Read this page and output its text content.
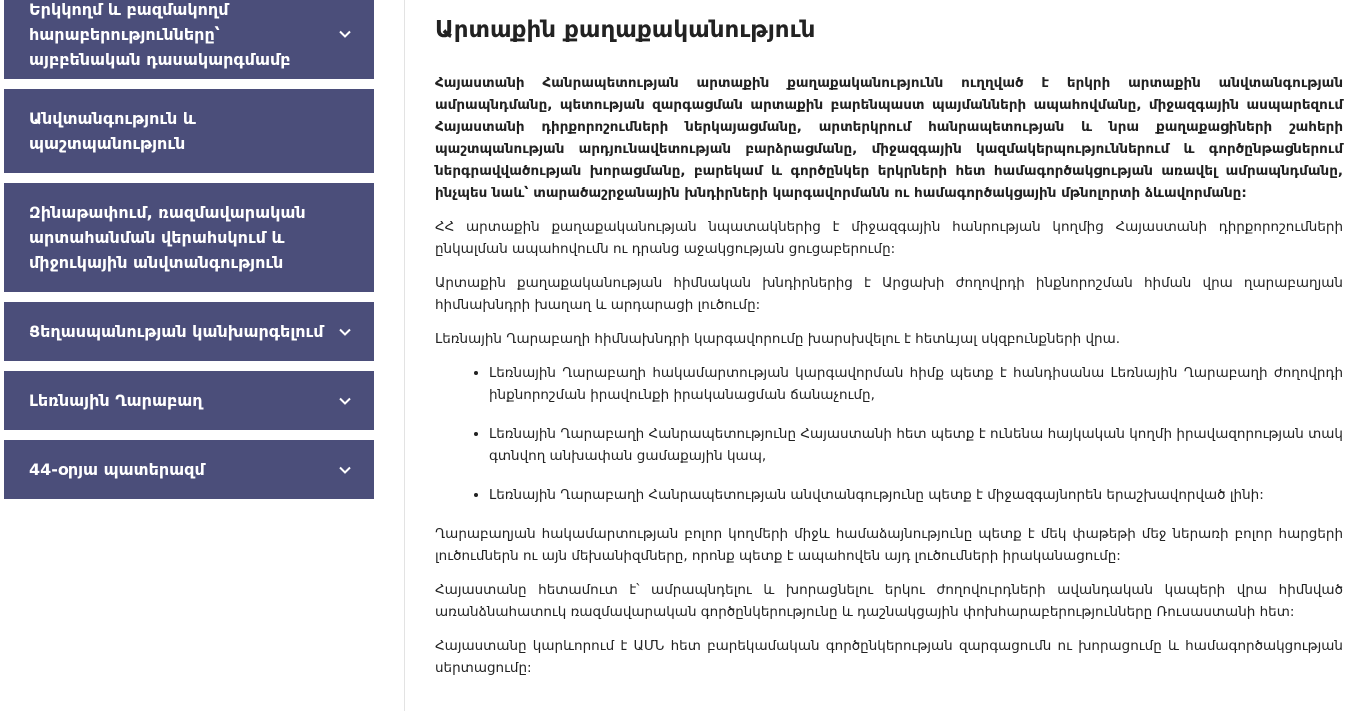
Երկկողմ և բազմակողմ հարաբերությունները՝ այբբենական դասակարգմամբ
Անվտանգություն և պաշտպանություն
Զինաթափում, ռազմավարական արտահանման վերահսկում և միջուկային անվտանգություն
Ցեղասպանության կանխարգելում
Լեռնային Ղարաբաղ
44-օրյա պատերազմ
Արտաքին քաղաքականություն

Հայաստանի Հանրապետության արտաքին քաղաքականությունն ուղղված է երկրի արտաքին անվտանգության ամրապնդմանը, պետության զարգացման արտաքին բարենպաստ պայմանների ապահովմանը, միջազգային ասպարեզում Հայաստանի դիրքորոշումների ներկայացմանը, արտերկրում հանրապետության և նրա քաղաքացիների շահերի պաշտպանության արդյունավետության բարձրացմանը, միջազգային կազմակերպություններում և գործընթացներում ներգրավվածության խորացմանը, բարեկամ և գործընկեր երկրների հետ համագործակցության առավել ամրապնդմանը, ինչպես նաև՝ տարածաշրջանային խնդիրների կարգավորմանն ու համագործակցային մթնոլորտի ձևավորմանը:

ՀՀ արտաքին քաղաքականության նպատակներից է միջազգային հանրության կողմից Հայաստանի դիրքորոշումների ընկալման ապահովումն ու դրանց աջակցության ցուցաբերումը:

Արտաքին քաղաքականության հիմնական խնդիրներից է Արցախի ժողովրդի ինքնորոշման հիման վրա ղարաբաղյան հիմնախնդրի խաղաղ և արդարացի լուծումը:

Լեռնային Ղարաբաղի հիմնախնդրի կարգավորումը խարսխվելու է հետևյալ սկզբունքների վրա.

• Լեռնային Ղարաբաղի հակամարտության կարգավորման հիմք պետք է հանդիսանա Լեռնային Ղարաբաղի ժողովրդի ինքնորոշման իրավունքի իրականացման ճանաչումը,
• Լեռնային Ղարաբաղի Հանրապետությունը Հայաստանի հետ պետք է ունենա հայկական կողմի իրավազորության տակ գտնվող անխափան ցամաքային կապ,
• Լեռնային Ղարաբաղի Հանրապետության անվտանգությունը պետք է միջազգայնորեն երաշխավորված լինի:

Ղարաբաղյան հակամարտության բոլոր կողմերի միջև համաձայնությունը պետք է մեկ փաթեթի մեջ ներառի բոլոր հարցերի լուծումներն ու այն մեխանիզմները, որոնք պետք է ապահովեն այդ լուծումների իրականացումը:

Հայաստանը հետամուտ է՝ ամրապնդելու և խորացնելու երկու ժողովուրդների ավանդական կապերի վրա հիմնված առանձնահատուկ ռազմավարական գործընկերությունը և դաշնակցային փոխհարաբերությունները Ռուսաստանի հետ:

Հայաստանը կարևորում է ԱՄՆ հետ բարեկամական գործընկերության զարգացումն ու խորացումը և համագործակցության սերտացումը:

- _EXERCISE REQUIREMENTS_
Go through the lines above. Select every one that has the string "պետք".

- _SOLUTION_
• Լեռնային Ղարաբաղի հակամարտության կարգավորման հիմք պետք է հանդիսանա Լեռնային Ղարաբաղի ժողովրդի ինքնորոշման իրավունքի իրականացման ճանաչումը,
• Լեռնային Ղարաբաղի Հանրապետությունը Հայաստանի հետ պետք է ունենա հայկական կողմի իրավազորության տակ գտնվող անխափան ցամաքային կապ,
• Լեռնային Ղարաբաղի Հանրապետության անվտանգությունը պետք է միջազգայնորեն երաշխավորված լինի:
Ղարաբաղյան հակամարտության բոլոր կողմերի միջև համաձայնությունը պետք է մեկ փաթեթի մեջ ներառի բոլոր հարցերի լուծումներն ու այն մեխանիզմները, որոնք պետք է ապահովեն այդ լուծումների իրականացումը:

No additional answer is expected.